## Task objective
Return the data exactly, with all pictures removed.

[Stored entries]

"""

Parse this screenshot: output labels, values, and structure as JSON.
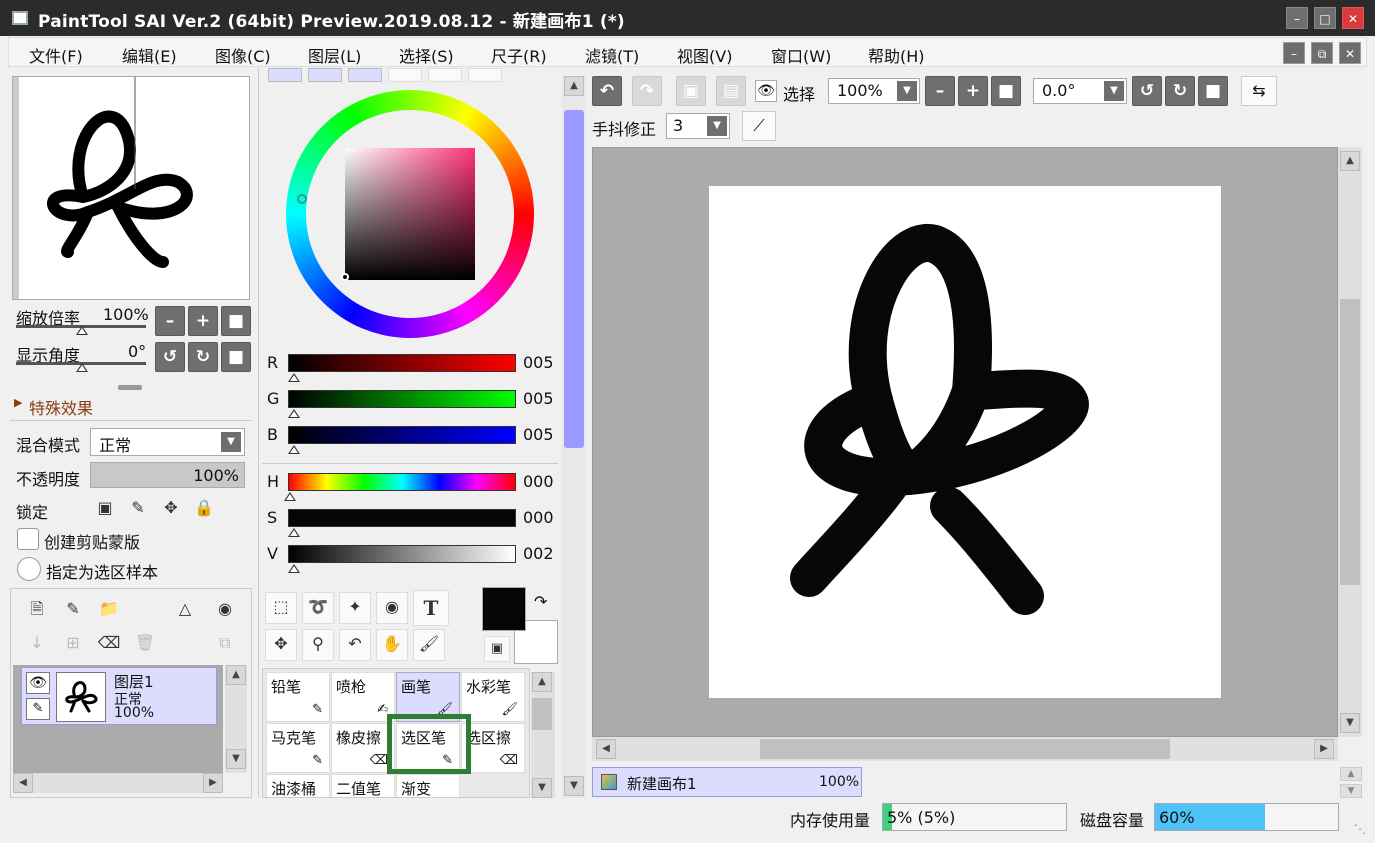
{
  "window": {
    "title": "PaintTool SAI Ver.2 (64bit) Preview.2019.08.12 - 新建画布1 (*)"
  },
  "menu": [
    "文件(F)",
    "编辑(E)",
    "图像(C)",
    "图层(L)",
    "选择(S)",
    "尺子(R)",
    "滤镜(T)",
    "视图(V)",
    "窗口(W)",
    "帮助(H)"
  ],
  "navigator": {
    "zoom_label": "缩放倍率",
    "zoom_value": "100%",
    "angle_label": "显示角度",
    "angle_value": "0°",
    "effects_label": "特殊效果"
  },
  "layer_props": {
    "blend_label": "混合模式",
    "blend_value": "正常",
    "opacity_label": "不透明度",
    "opacity_value": "100%",
    "opacity": 1.0,
    "lock_label": "锁定",
    "clip_label": "创建剪贴蒙版",
    "sample_label": "指定为选区样本"
  },
  "layers": [
    {
      "name": "图层1",
      "mode": "正常",
      "opacity": "100%"
    }
  ],
  "color": {
    "rgb": [
      {
        "label": "R",
        "value": "005"
      },
      {
        "label": "G",
        "value": "005"
      },
      {
        "label": "B",
        "value": "005"
      }
    ],
    "hsv": [
      {
        "label": "H",
        "value": "000"
      },
      {
        "label": "S",
        "value": "000"
      },
      {
        "label": "V",
        "value": "002"
      }
    ],
    "foreground": "#050505",
    "background": "#ffffff"
  },
  "tools": [
    [
      {
        "label": "铅笔",
        "icon": "pencil-icon"
      },
      {
        "label": "喷枪",
        "icon": "airbrush-icon"
      },
      {
        "label": "画笔",
        "icon": "brush-icon",
        "selected": true
      },
      {
        "label": "水彩笔",
        "icon": "watercolor-icon"
      }
    ],
    [
      {
        "label": "马克笔",
        "icon": "marker-icon"
      },
      {
        "label": "橡皮擦",
        "icon": "eraser-icon"
      },
      {
        "label": "选区笔",
        "icon": "selection-pen-icon",
        "highlighted": true
      },
      {
        "label": "选区擦",
        "icon": "selection-eraser-icon"
      }
    ],
    [
      {
        "label": "油漆桶",
        "icon": "bucket-icon"
      },
      {
        "label": "二值笔",
        "icon": "binary-pen-icon"
      },
      {
        "label": "渐变",
        "icon": "gradient-icon"
      }
    ]
  ],
  "canvas_toolbar": {
    "select_label": "选择",
    "zoom_value": "100%",
    "angle_value": "0.0°",
    "stabilizer_label": "手抖修正",
    "stabilizer_value": "3"
  },
  "canvas_tabs": [
    {
      "name": "新建画布1",
      "zoom": "100%"
    }
  ],
  "status": {
    "memory_label": "内存使用量",
    "memory_value": "5% (5%)",
    "memory_fraction": 0.05,
    "disk_label": "磁盘容量",
    "disk_value": "60%",
    "disk_fraction": 0.6
  },
  "colors": {
    "accent": "#9999ff",
    "highlight_box": "#2e7d32",
    "memory_bar": "#40d080",
    "disk_bar": "#4fc3f7"
  }
}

"""

## Reply to the exercise
Parse this screenshot: output labels, values, and structure as JSON.
{
  "window": {
    "title": "PaintTool SAI Ver.2 (64bit) Preview.2019.08.12 - 新建画布1 (*)"
  },
  "menu": [
    "文件(F)",
    "编辑(E)",
    "图像(C)",
    "图层(L)",
    "选择(S)",
    "尺子(R)",
    "滤镜(T)",
    "视图(V)",
    "窗口(W)",
    "帮助(H)"
  ],
  "navigator": {
    "zoom_label": "缩放倍率",
    "zoom_value": "100%",
    "angle_label": "显示角度",
    "angle_value": "0°",
    "effects_label": "特殊效果"
  },
  "layer_props": {
    "blend_label": "混合模式",
    "blend_value": "正常",
    "opacity_label": "不透明度",
    "opacity_value": "100%",
    "opacity": 1.0,
    "lock_label": "锁定",
    "clip_label": "创建剪贴蒙版",
    "sample_label": "指定为选区样本"
  },
  "layers": [
    {
      "name": "图层1",
      "mode": "正常",
      "opacity": "100%"
    }
  ],
  "color": {
    "rgb": [
      {
        "label": "R",
        "value": "005"
      },
      {
        "label": "G",
        "value": "005"
      },
      {
        "label": "B",
        "value": "005"
      }
    ],
    "hsv": [
      {
        "label": "H",
        "value": "000"
      },
      {
        "label": "S",
        "value": "000"
      },
      {
        "label": "V",
        "value": "002"
      }
    ],
    "foreground": "#050505",
    "background": "#ffffff"
  },
  "tools": [
    [
      {
        "label": "铅笔",
        "icon": "pencil-icon"
      },
      {
        "label": "喷枪",
        "icon": "airbrush-icon"
      },
      {
        "label": "画笔",
        "icon": "brush-icon",
        "selected": true
      },
      {
        "label": "水彩笔",
        "icon": "watercolor-icon"
      }
    ],
    [
      {
        "label": "马克笔",
        "icon": "marker-icon"
      },
      {
        "label": "橡皮擦",
        "icon": "eraser-icon"
      },
      {
        "label": "选区笔",
        "icon": "selection-pen-icon",
        "highlighted": true
      },
      {
        "label": "选区擦",
        "icon": "selection-eraser-icon"
      }
    ],
    [
      {
        "label": "油漆桶",
        "icon": "bucket-icon"
      },
      {
        "label": "二值笔",
        "icon": "binary-pen-icon"
      },
      {
        "label": "渐变",
        "icon": "gradient-icon"
      }
    ]
  ],
  "canvas_toolbar": {
    "select_label": "选择",
    "zoom_value": "100%",
    "angle_value": "0.0°",
    "stabilizer_label": "手抖修正",
    "stabilizer_value": "3"
  },
  "canvas_tabs": [
    {
      "name": "新建画布1",
      "zoom": "100%"
    }
  ],
  "status": {
    "memory_label": "内存使用量",
    "memory_value": "5% (5%)",
    "memory_fraction": 0.05,
    "disk_label": "磁盘容量",
    "disk_value": "60%",
    "disk_fraction": 0.6
  },
  "colors": {
    "accent": "#9999ff",
    "highlight_box": "#2e7d32",
    "memory_bar": "#40d080",
    "disk_bar": "#4fc3f7"
  }
}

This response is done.